◆ SHORT EXERCISE
Check each line of the entries below for the string "Tasa"; copy every line where it appears.

═════ INFORMATION SUPPLIED ═════

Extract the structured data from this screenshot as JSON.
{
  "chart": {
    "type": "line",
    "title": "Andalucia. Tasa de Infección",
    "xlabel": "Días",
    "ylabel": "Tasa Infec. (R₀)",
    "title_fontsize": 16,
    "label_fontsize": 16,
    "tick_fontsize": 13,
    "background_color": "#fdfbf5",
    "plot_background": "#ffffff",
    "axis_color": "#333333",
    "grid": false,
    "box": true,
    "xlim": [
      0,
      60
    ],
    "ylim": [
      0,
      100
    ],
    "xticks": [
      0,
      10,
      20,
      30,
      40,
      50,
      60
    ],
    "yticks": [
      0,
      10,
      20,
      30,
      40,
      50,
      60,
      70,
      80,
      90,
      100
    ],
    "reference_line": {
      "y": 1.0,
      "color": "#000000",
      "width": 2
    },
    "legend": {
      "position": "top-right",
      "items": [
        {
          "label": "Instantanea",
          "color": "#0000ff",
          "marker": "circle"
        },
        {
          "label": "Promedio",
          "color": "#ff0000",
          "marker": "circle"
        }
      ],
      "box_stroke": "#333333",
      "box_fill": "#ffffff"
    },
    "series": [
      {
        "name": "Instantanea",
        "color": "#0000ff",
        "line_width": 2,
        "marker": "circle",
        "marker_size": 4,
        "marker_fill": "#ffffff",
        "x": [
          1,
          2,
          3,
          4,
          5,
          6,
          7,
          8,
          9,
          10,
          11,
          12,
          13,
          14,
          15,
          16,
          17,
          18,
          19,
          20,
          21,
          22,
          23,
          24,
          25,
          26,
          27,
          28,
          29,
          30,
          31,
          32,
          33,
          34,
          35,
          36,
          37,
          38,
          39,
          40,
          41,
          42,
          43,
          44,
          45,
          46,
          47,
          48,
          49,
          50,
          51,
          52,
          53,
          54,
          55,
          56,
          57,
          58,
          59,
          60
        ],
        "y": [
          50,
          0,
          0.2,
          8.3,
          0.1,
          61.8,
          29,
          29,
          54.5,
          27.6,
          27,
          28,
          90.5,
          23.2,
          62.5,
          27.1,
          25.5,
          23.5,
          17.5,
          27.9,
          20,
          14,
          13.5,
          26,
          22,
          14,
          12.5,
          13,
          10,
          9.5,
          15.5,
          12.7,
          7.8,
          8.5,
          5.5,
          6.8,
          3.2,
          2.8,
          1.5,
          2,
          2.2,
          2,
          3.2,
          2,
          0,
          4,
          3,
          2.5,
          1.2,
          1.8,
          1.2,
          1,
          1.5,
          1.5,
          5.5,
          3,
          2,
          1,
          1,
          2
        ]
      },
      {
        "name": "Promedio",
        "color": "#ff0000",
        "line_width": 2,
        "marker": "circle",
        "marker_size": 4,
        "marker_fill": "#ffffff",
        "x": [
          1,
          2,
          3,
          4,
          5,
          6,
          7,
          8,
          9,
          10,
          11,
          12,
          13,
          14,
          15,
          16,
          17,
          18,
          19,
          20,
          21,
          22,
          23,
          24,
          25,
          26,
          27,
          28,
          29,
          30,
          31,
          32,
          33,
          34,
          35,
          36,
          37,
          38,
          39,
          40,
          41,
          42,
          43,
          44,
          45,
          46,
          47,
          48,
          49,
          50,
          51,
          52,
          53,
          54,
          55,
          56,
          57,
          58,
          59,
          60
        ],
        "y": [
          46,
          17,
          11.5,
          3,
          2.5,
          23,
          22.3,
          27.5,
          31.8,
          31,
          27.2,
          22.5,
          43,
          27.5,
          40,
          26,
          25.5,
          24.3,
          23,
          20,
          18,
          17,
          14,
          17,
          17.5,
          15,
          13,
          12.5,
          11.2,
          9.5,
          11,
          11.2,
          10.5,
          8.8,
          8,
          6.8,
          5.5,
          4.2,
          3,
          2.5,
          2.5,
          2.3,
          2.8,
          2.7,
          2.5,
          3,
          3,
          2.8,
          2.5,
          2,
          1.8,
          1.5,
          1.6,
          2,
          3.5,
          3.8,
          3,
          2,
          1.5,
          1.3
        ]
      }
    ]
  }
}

═════

◆ PROBLEM SOLUTION
    "title": "Andalucia. Tasa de Infección",
    "ylabel": "Tasa Infec. (R₀)",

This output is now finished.